Stored records
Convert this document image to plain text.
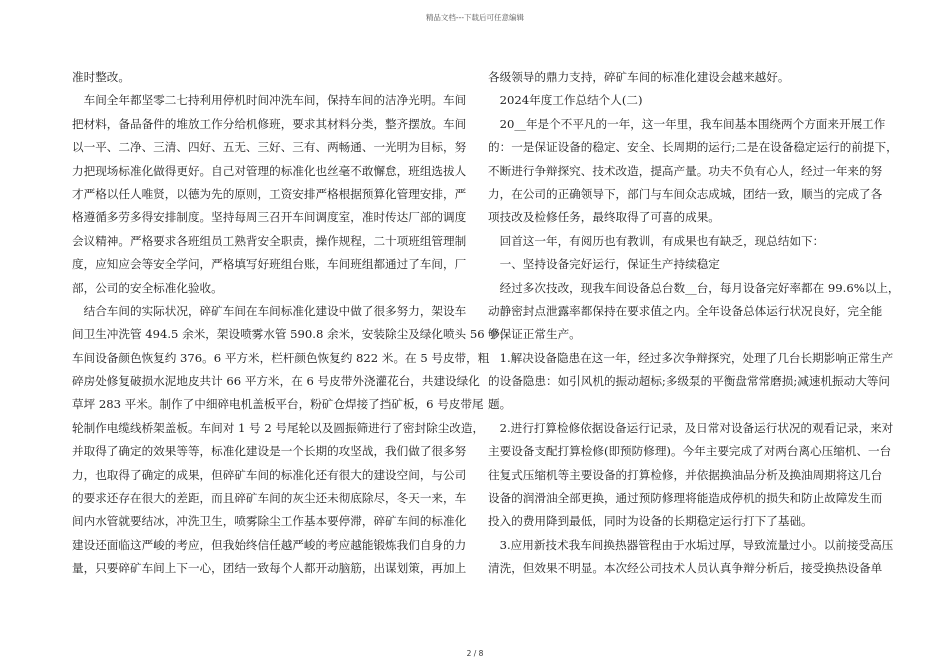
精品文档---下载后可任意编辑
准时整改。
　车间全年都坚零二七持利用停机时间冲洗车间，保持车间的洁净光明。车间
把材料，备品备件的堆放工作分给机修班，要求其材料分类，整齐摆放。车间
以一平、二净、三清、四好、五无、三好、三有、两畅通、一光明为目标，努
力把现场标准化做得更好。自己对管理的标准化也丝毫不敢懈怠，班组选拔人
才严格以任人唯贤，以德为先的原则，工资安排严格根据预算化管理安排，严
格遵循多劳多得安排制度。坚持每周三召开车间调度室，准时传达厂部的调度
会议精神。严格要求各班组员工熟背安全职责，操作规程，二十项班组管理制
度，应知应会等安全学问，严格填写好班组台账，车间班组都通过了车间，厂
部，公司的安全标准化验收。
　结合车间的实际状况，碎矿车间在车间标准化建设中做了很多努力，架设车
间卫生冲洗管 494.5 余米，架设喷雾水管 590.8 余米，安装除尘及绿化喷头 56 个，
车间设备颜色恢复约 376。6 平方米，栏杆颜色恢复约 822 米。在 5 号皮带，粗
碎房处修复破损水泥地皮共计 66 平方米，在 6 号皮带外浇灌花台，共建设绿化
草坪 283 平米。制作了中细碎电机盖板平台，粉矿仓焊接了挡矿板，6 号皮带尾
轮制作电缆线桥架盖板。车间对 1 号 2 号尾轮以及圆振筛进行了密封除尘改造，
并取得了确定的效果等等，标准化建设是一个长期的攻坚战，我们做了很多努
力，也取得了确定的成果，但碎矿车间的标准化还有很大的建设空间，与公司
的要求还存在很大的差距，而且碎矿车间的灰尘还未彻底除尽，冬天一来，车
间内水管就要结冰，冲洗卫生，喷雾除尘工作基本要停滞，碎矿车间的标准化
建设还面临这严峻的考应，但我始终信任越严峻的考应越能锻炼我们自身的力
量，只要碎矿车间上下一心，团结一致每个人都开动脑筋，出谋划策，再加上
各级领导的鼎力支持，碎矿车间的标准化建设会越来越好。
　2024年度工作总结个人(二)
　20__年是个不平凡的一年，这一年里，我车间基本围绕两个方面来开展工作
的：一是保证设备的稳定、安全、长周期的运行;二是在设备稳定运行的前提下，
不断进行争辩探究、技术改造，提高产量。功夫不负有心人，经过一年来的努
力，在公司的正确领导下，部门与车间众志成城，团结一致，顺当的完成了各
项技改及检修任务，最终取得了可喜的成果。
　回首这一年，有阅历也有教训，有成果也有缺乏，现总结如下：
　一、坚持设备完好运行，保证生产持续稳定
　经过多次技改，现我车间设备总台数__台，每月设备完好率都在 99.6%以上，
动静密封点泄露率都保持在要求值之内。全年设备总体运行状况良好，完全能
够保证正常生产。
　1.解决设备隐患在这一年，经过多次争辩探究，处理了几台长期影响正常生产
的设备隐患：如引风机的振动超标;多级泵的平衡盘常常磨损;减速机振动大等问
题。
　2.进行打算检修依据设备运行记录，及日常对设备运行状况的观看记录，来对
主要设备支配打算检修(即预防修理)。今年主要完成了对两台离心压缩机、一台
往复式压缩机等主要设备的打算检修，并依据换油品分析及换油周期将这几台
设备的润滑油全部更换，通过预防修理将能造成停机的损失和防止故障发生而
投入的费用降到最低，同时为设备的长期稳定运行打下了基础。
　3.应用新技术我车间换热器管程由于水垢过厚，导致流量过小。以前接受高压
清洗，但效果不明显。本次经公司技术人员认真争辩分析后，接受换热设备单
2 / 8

What is required → All records above are to be printed exactly, minus the pictures they contain.

Exercise response →
Convert this document image to plain text.
精品文档---下载后可任意编辑
准时整改。
　车间全年都坚零二七持利用停机时间冲洗车间，保持车间的洁净光明。车间
把材料，备品备件的堆放工作分给机修班，要求其材料分类，整齐摆放。车间
以一平、二净、三清、四好、五无、三好、三有、两畅通、一光明为目标，努
力把现场标准化做得更好。自己对管理的标准化也丝毫不敢懈怠，班组选拔人
才严格以任人唯贤，以德为先的原则，工资安排严格根据预算化管理安排，严
格遵循多劳多得安排制度。坚持每周三召开车间调度室，准时传达厂部的调度
会议精神。严格要求各班组员工熟背安全职责，操作规程，二十项班组管理制
度，应知应会等安全学问，严格填写好班组台账，车间班组都通过了车间，厂
部，公司的安全标准化验收。
　结合车间的实际状况，碎矿车间在车间标准化建设中做了很多努力，架设车
间卫生冲洗管 494.5 余米，架设喷雾水管 590.8 余米，安装除尘及绿化喷头 56 个，
车间设备颜色恢复约 376。6 平方米，栏杆颜色恢复约 822 米。在 5 号皮带，粗
碎房处修复破损水泥地皮共计 66 平方米，在 6 号皮带外浇灌花台，共建设绿化
草坪 283 平米。制作了中细碎电机盖板平台，粉矿仓焊接了挡矿板，6 号皮带尾
轮制作电缆线桥架盖板。车间对 1 号 2 号尾轮以及圆振筛进行了密封除尘改造，
并取得了确定的效果等等，标准化建设是一个长期的攻坚战，我们做了很多努
力，也取得了确定的成果，但碎矿车间的标准化还有很大的建设空间，与公司
的要求还存在很大的差距，而且碎矿车间的灰尘还未彻底除尽，冬天一来，车
间内水管就要结冰，冲洗卫生，喷雾除尘工作基本要停滞，碎矿车间的标准化
建设还面临这严峻的考应，但我始终信任越严峻的考应越能锻炼我们自身的力
量，只要碎矿车间上下一心，团结一致每个人都开动脑筋，出谋划策，再加上
各级领导的鼎力支持，碎矿车间的标准化建设会越来越好。
　2024年度工作总结个人(二)
　20__年是个不平凡的一年，这一年里，我车间基本围绕两个方面来开展工作
的：一是保证设备的稳定、安全、长周期的运行;二是在设备稳定运行的前提下，
不断进行争辩探究、技术改造，提高产量。功夫不负有心人，经过一年来的努
力，在公司的正确领导下，部门与车间众志成城，团结一致，顺当的完成了各
项技改及检修任务，最终取得了可喜的成果。
　回首这一年，有阅历也有教训，有成果也有缺乏，现总结如下：
　一、坚持设备完好运行，保证生产持续稳定
　经过多次技改，现我车间设备总台数__台，每月设备完好率都在 99.6%以上，
动静密封点泄露率都保持在要求值之内。全年设备总体运行状况良好，完全能
够保证正常生产。
　1.解决设备隐患在这一年，经过多次争辩探究，处理了几台长期影响正常生产
的设备隐患：如引风机的振动超标;多级泵的平衡盘常常磨损;减速机振动大等问
题。
　2.进行打算检修依据设备运行记录，及日常对设备运行状况的观看记录，来对
主要设备支配打算检修(即预防修理)。今年主要完成了对两台离心压缩机、一台
往复式压缩机等主要设备的打算检修，并依据换油品分析及换油周期将这几台
设备的润滑油全部更换，通过预防修理将能造成停机的损失和防止故障发生而
投入的费用降到最低，同时为设备的长期稳定运行打下了基础。
　3.应用新技术我车间换热器管程由于水垢过厚，导致流量过小。以前接受高压
清洗，但效果不明显。本次经公司技术人员认真争辩分析后，接受换热设备单
2 / 8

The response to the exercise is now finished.